(Job)
From the line containing "Give me the" through the last line of the data, return those lines exactly as written and nothing more.

##########

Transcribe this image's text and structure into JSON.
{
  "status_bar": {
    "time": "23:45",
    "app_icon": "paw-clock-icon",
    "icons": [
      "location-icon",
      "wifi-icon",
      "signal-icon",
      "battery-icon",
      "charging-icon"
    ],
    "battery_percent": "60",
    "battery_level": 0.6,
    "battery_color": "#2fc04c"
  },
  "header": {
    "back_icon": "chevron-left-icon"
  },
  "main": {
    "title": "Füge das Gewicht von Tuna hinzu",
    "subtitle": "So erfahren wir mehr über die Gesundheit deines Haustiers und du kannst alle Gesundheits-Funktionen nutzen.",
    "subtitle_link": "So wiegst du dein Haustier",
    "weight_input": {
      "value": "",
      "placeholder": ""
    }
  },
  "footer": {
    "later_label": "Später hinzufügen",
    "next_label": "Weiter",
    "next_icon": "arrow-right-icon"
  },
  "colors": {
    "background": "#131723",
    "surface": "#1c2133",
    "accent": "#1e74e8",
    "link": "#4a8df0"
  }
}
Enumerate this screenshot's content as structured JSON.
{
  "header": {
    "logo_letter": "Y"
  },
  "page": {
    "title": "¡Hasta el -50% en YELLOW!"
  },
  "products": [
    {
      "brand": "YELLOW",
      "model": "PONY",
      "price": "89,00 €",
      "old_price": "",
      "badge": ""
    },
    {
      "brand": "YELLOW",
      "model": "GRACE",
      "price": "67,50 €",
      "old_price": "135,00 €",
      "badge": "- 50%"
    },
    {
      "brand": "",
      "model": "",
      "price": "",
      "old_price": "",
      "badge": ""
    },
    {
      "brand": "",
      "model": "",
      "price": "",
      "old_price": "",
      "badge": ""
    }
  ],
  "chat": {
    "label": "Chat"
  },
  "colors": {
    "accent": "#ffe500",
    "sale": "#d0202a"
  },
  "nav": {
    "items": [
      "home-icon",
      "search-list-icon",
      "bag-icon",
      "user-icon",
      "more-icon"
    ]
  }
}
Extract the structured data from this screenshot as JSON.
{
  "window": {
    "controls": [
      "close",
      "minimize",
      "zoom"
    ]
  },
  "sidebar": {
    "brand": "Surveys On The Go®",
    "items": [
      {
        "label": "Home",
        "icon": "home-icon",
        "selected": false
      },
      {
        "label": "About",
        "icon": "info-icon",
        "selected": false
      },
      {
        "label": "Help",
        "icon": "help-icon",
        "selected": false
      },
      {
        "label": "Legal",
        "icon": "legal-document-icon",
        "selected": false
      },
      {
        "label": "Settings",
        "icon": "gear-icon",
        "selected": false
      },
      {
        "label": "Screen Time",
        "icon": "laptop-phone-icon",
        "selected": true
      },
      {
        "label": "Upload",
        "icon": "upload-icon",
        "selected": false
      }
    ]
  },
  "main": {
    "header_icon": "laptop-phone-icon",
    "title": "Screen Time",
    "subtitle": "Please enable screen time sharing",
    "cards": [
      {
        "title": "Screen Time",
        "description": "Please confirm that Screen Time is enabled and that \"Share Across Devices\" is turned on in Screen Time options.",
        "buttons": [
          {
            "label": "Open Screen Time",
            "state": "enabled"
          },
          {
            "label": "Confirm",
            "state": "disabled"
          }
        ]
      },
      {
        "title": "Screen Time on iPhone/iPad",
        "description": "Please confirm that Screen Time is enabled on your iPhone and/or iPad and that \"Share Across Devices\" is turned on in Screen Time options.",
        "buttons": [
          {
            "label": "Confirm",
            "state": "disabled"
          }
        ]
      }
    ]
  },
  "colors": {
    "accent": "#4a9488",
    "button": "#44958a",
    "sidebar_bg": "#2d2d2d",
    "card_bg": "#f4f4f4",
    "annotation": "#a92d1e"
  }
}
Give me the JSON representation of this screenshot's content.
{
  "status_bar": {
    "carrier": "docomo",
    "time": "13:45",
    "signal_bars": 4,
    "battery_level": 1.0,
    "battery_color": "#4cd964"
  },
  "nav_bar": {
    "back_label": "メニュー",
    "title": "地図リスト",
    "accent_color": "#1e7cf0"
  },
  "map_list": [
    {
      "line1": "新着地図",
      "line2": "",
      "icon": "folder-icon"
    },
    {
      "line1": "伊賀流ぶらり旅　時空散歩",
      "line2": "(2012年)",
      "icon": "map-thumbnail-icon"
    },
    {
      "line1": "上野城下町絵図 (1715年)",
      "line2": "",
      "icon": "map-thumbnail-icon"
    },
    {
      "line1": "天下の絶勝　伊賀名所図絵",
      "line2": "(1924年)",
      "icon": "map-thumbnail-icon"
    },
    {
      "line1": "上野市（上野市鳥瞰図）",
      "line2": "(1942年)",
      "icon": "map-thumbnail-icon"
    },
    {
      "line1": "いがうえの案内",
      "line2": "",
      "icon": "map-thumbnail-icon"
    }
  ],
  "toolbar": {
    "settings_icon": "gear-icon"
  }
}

##########

(Result)
Give me the JSON representation of this screenshot's content.
{
  "status_bar": {
    "carrier": "docomo",
    "time": "13:45",
    "signal_bars": 4,
    "battery_level": 1.0,
    "battery_color": "#4cd964"
  },
  "nav_bar": {
    "back_label": "メニュー",
    "title": "地図リスト",
    "accent_color": "#1e7cf0"
  },
  "map_list": [
    {
      "line1": "新着地図",
      "line2": "",
      "icon": "folder-icon"
    },
    {
      "line1": "伊賀流ぶらり旅　時空散歩",
      "line2": "(2012年)",
      "icon": "map-thumbnail-icon"
    },
    {
      "line1": "上野城下町絵図 (1715年)",
      "line2": "",
      "icon": "map-thumbnail-icon"
    },
    {
      "line1": "天下の絶勝　伊賀名所図絵",
      "line2": "(1924年)",
      "icon": "map-thumbnail-icon"
    },
    {
      "line1": "上野市（上野市鳥瞰図）",
      "line2": "(1942年)",
      "icon": "map-thumbnail-icon"
    },
    {
      "line1": "いがうえの案内",
      "line2": "",
      "icon": "map-thumbnail-icon"
    }
  ],
  "toolbar": {
    "settings_icon": "gear-icon"
  }
}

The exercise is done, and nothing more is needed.